*EXERCISE*. Each line containing the word "name" must be collected.

#####

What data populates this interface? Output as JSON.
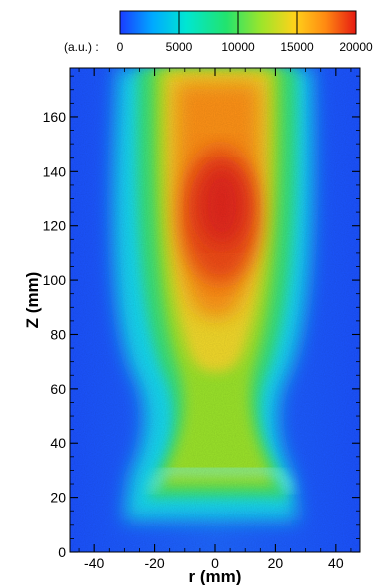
{
  "chart_data": {
    "type": "heatmap",
    "title": "",
    "xlabel": "r (mm)",
    "ylabel": "Z (mm)",
    "xlim": [
      -48,
      48
    ],
    "ylim": [
      0,
      178
    ],
    "xticks": [
      -40,
      -20,
      0,
      20,
      40
    ],
    "yticks": [
      0,
      20,
      40,
      60,
      80,
      100,
      120,
      140,
      160
    ],
    "colorbar": {
      "unit_label": "(a.u.) :",
      "range": [
        0,
        20000
      ],
      "ticks": [
        0,
        5000,
        10000,
        15000,
        20000
      ],
      "colors": [
        "#1a3cff",
        "#00aaff",
        "#00e6d2",
        "#22e36e",
        "#9ee52a",
        "#ffd21a",
        "#ff8a12",
        "#e61a12"
      ]
    },
    "field_description": {
      "colormap_stops": [
        0,
        5000,
        10000,
        15000,
        20000
      ],
      "nozzle_exit_z": 20,
      "peak_intensity": 18000,
      "peak_location": {
        "r": 0,
        "z": 130
      },
      "background_intensity": 1200
    }
  }
}
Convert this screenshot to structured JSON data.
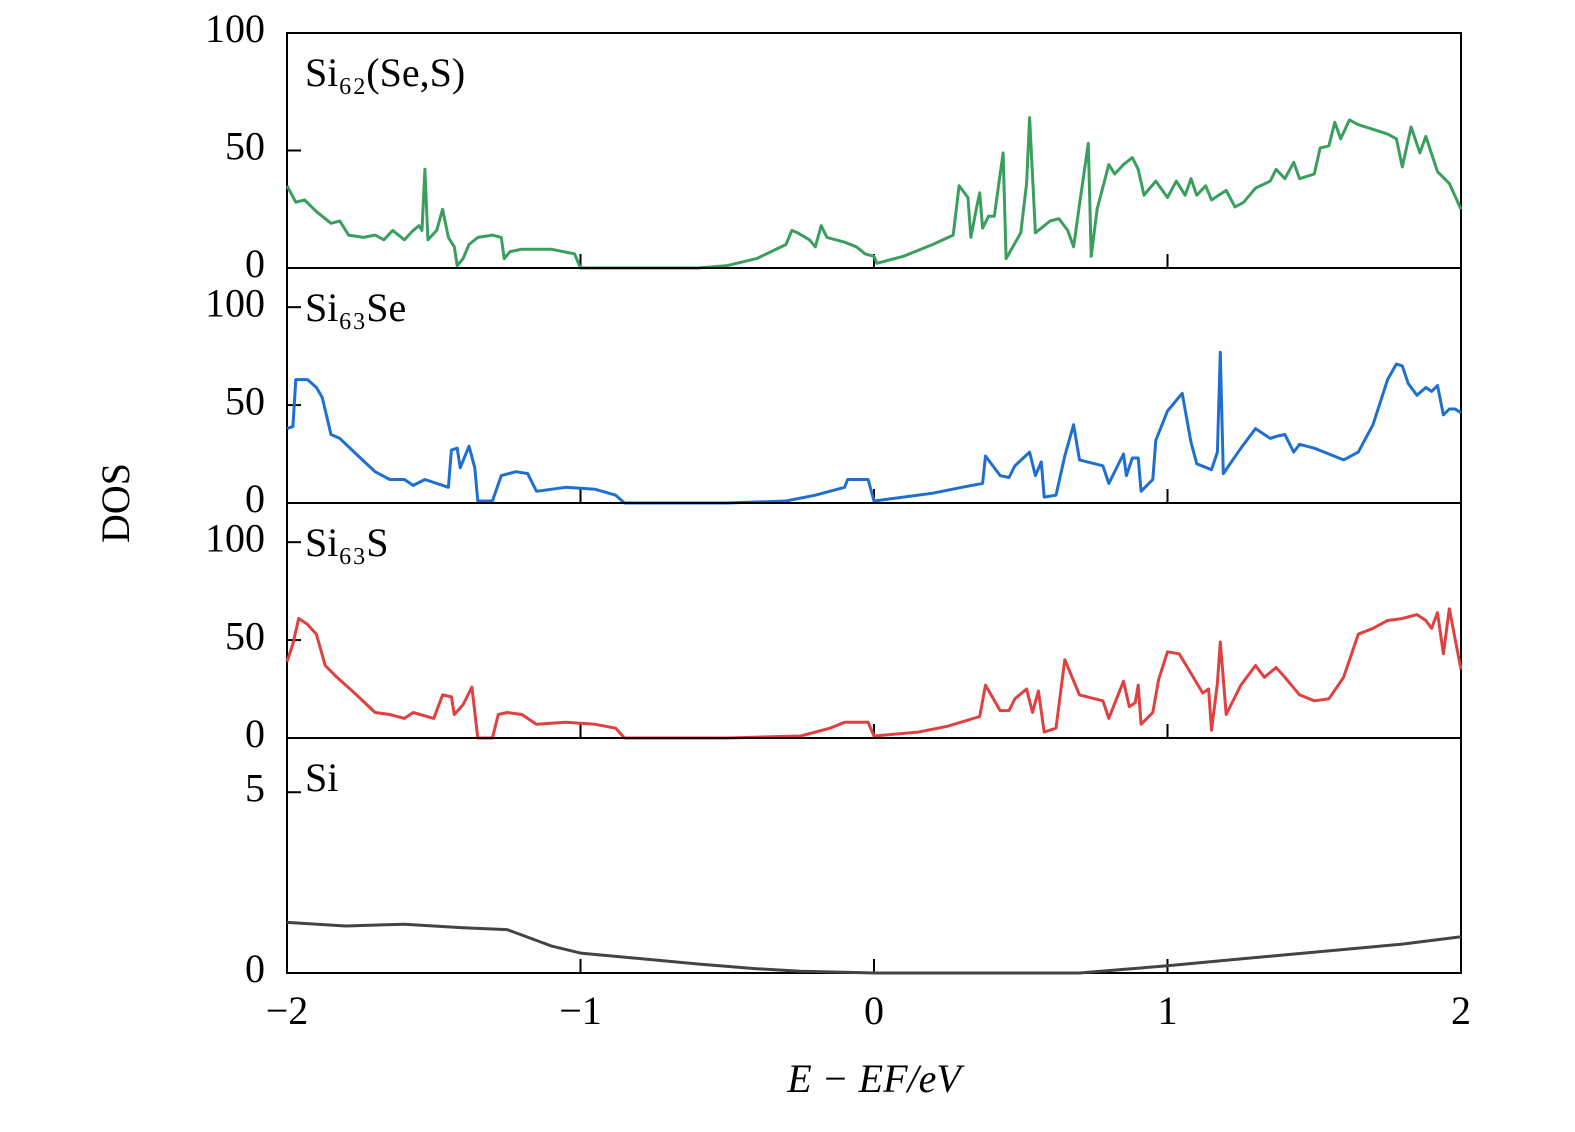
{
  "ylabel": "DOS",
  "chart_data": [
    {
      "type": "line",
      "ylim": [
        0,
        100
      ],
      "yticks": [
        0,
        50,
        100
      ],
      "x": [
        -2.0,
        -1.97,
        -1.94,
        -1.9,
        -1.85,
        -1.82,
        -1.79,
        -1.74,
        -1.7,
        -1.67,
        -1.64,
        -1.6,
        -1.57,
        -1.55,
        -1.54,
        -1.53,
        -1.52,
        -1.49,
        -1.47,
        -1.45,
        -1.43,
        -1.42,
        -1.4,
        -1.38,
        -1.35,
        -1.3,
        -1.27,
        -1.26,
        -1.24,
        -1.2,
        -1.1,
        -1.02,
        -1.0,
        -0.8,
        -0.6,
        -0.5,
        -0.4,
        -0.3,
        -0.28,
        -0.26,
        -0.22,
        -0.2,
        -0.18,
        -0.16,
        -0.1,
        -0.06,
        -0.03,
        0.0,
        0.01,
        0.1,
        0.2,
        0.27,
        0.29,
        0.32,
        0.33,
        0.35,
        0.36,
        0.37,
        0.39,
        0.41,
        0.44,
        0.45,
        0.5,
        0.52,
        0.53,
        0.55,
        0.6,
        0.63,
        0.66,
        0.68,
        0.7,
        0.73,
        0.74,
        0.76,
        0.8,
        0.82,
        0.85,
        0.88,
        0.9,
        0.92,
        0.96,
        1.0,
        1.03,
        1.06,
        1.08,
        1.1,
        1.13,
        1.15,
        1.2,
        1.23,
        1.26,
        1.3,
        1.35,
        1.37,
        1.4,
        1.43,
        1.45,
        1.5,
        1.52,
        1.55,
        1.57,
        1.59,
        1.62,
        1.65,
        1.7,
        1.75,
        1.78,
        1.8,
        1.83,
        1.86,
        1.88,
        1.92,
        1.96,
        2.0
      ],
      "series": [
        {
          "name": "Si₆₂(Se,S)",
          "color": "#3a9f5e",
          "values": [
            35,
            28,
            29,
            24,
            19,
            20,
            14,
            13,
            14,
            12,
            16,
            12,
            16,
            18,
            16,
            42,
            12,
            16,
            25,
            13,
            9,
            1,
            4,
            10,
            13,
            14,
            13,
            4,
            7,
            8,
            8,
            6,
            0,
            0,
            0,
            1,
            4,
            10,
            16,
            15,
            12,
            9,
            18,
            13,
            11,
            9,
            6,
            5,
            2,
            5,
            10,
            14,
            35,
            30,
            13,
            26,
            32,
            17,
            22,
            22,
            49,
            4,
            15,
            36,
            64,
            15,
            20,
            21,
            16,
            9,
            27,
            53,
            5,
            25,
            44,
            40,
            44,
            47,
            42,
            31,
            37,
            30,
            37,
            31,
            38,
            31,
            35,
            29,
            33,
            26,
            28,
            34,
            37,
            42,
            38,
            45,
            38,
            40,
            51,
            52,
            62,
            55,
            63,
            61,
            59,
            57,
            55,
            43,
            60,
            49,
            56,
            41,
            36,
            25
          ]
        }
      ]
    },
    {
      "type": "line",
      "ylim": [
        0,
        120
      ],
      "yticks": [
        0,
        50,
        100
      ],
      "x": [
        -2.0,
        -1.98,
        -1.97,
        -1.93,
        -1.9,
        -1.88,
        -1.85,
        -1.82,
        -1.75,
        -1.7,
        -1.65,
        -1.6,
        -1.57,
        -1.53,
        -1.45,
        -1.44,
        -1.42,
        -1.41,
        -1.38,
        -1.36,
        -1.35,
        -1.3,
        -1.27,
        -1.22,
        -1.18,
        -1.15,
        -1.05,
        -0.95,
        -0.88,
        -0.85,
        -0.5,
        -0.3,
        -0.2,
        -0.1,
        -0.09,
        -0.02,
        0.0,
        0.1,
        0.2,
        0.3,
        0.37,
        0.38,
        0.43,
        0.46,
        0.48,
        0.53,
        0.55,
        0.57,
        0.58,
        0.62,
        0.65,
        0.68,
        0.7,
        0.78,
        0.8,
        0.85,
        0.86,
        0.88,
        0.9,
        0.91,
        0.95,
        0.96,
        1.0,
        1.05,
        1.08,
        1.1,
        1.15,
        1.17,
        1.18,
        1.19,
        1.25,
        1.3,
        1.35,
        1.37,
        1.4,
        1.43,
        1.45,
        1.5,
        1.55,
        1.6,
        1.65,
        1.7,
        1.75,
        1.78,
        1.8,
        1.82,
        1.85,
        1.88,
        1.9,
        1.92,
        1.94,
        1.96,
        1.98,
        2.0
      ],
      "series": [
        {
          "name": "Si₆₃Se",
          "color": "#1f6fd1",
          "values": [
            38,
            39,
            63,
            63,
            59,
            54,
            35,
            33,
            23,
            16,
            12,
            12,
            9,
            12,
            8,
            27,
            28,
            18,
            29,
            18,
            1,
            1,
            14,
            16,
            15,
            6,
            8,
            7,
            4,
            0,
            0,
            1,
            4,
            8,
            12,
            12,
            1,
            3,
            5,
            8,
            10,
            24,
            14,
            13,
            19,
            26,
            14,
            21,
            3,
            4,
            24,
            40,
            22,
            19,
            10,
            25,
            14,
            23,
            23,
            6,
            12,
            32,
            47,
            56,
            31,
            20,
            17,
            26,
            77,
            15,
            28,
            38,
            33,
            34,
            35,
            26,
            30,
            28,
            25,
            22,
            26,
            40,
            63,
            71,
            70,
            61,
            55,
            59,
            57,
            60,
            45,
            48,
            48,
            46
          ]
        }
      ]
    },
    {
      "type": "line",
      "ylim": [
        0,
        120
      ],
      "yticks": [
        0,
        50,
        100
      ],
      "x": [
        -2.0,
        -1.98,
        -1.96,
        -1.93,
        -1.9,
        -1.87,
        -1.83,
        -1.77,
        -1.7,
        -1.65,
        -1.6,
        -1.57,
        -1.5,
        -1.47,
        -1.44,
        -1.43,
        -1.4,
        -1.37,
        -1.35,
        -1.3,
        -1.28,
        -1.25,
        -1.2,
        -1.15,
        -1.05,
        -0.95,
        -0.88,
        -0.85,
        -0.5,
        -0.25,
        -0.15,
        -0.1,
        -0.02,
        0.0,
        0.15,
        0.25,
        0.36,
        0.38,
        0.43,
        0.46,
        0.48,
        0.52,
        0.54,
        0.56,
        0.58,
        0.62,
        0.65,
        0.7,
        0.78,
        0.8,
        0.85,
        0.87,
        0.89,
        0.9,
        0.91,
        0.95,
        0.97,
        1.0,
        1.04,
        1.08,
        1.12,
        1.14,
        1.15,
        1.17,
        1.18,
        1.2,
        1.25,
        1.3,
        1.33,
        1.37,
        1.4,
        1.45,
        1.5,
        1.55,
        1.6,
        1.65,
        1.7,
        1.75,
        1.8,
        1.85,
        1.88,
        1.9,
        1.92,
        1.94,
        1.96,
        2.0
      ],
      "series": [
        {
          "name": "Si₆₃S",
          "color": "#e04040",
          "values": [
            39,
            48,
            61,
            58,
            53,
            37,
            31,
            23,
            13,
            12,
            10,
            13,
            10,
            22,
            21,
            12,
            17,
            26,
            0,
            0,
            12,
            13,
            12,
            7,
            8,
            7,
            5,
            0,
            0,
            1,
            5,
            8,
            8,
            1,
            3,
            6,
            11,
            27,
            14,
            14,
            20,
            25,
            13,
            24,
            3,
            5,
            40,
            22,
            19,
            10,
            29,
            16,
            18,
            27,
            7,
            13,
            30,
            44,
            43,
            33,
            23,
            25,
            4,
            28,
            49,
            12,
            27,
            37,
            31,
            36,
            31,
            22,
            19,
            20,
            31,
            53,
            56,
            60,
            61,
            63,
            60,
            56,
            64,
            43,
            66,
            35
          ]
        }
      ]
    },
    {
      "type": "line",
      "ylim": [
        0,
        6.5
      ],
      "yticks": [
        0,
        5
      ],
      "xlim": [
        -2,
        2
      ],
      "xticks": [
        {
          "value": -2,
          "label": "−2"
        },
        {
          "value": -1,
          "label": "−1"
        },
        0,
        1,
        2
      ],
      "xlabel": "E − EF/eV",
      "x": [
        -2.0,
        -1.8,
        -1.6,
        -1.4,
        -1.25,
        -1.2,
        -1.1,
        -1.0,
        -0.8,
        -0.6,
        -0.4,
        -0.25,
        -0.1,
        0.0,
        0.7,
        0.85,
        1.0,
        1.2,
        1.4,
        1.6,
        1.8,
        2.0
      ],
      "series": [
        {
          "name": "Si",
          "color": "#444444",
          "values": [
            1.4,
            1.3,
            1.35,
            1.25,
            1.2,
            1.05,
            0.75,
            0.55,
            0.4,
            0.25,
            0.12,
            0.05,
            0.02,
            0,
            0,
            0.1,
            0.2,
            0.35,
            0.5,
            0.65,
            0.8,
            1.0
          ]
        }
      ]
    }
  ]
}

#####

*EXERCISE SOLUTION*.
          "name": "Si₆₂(Se,S)",
          "name": "Si₆₃Se",
          "name": "Si₆₃S",
          "name": "Si",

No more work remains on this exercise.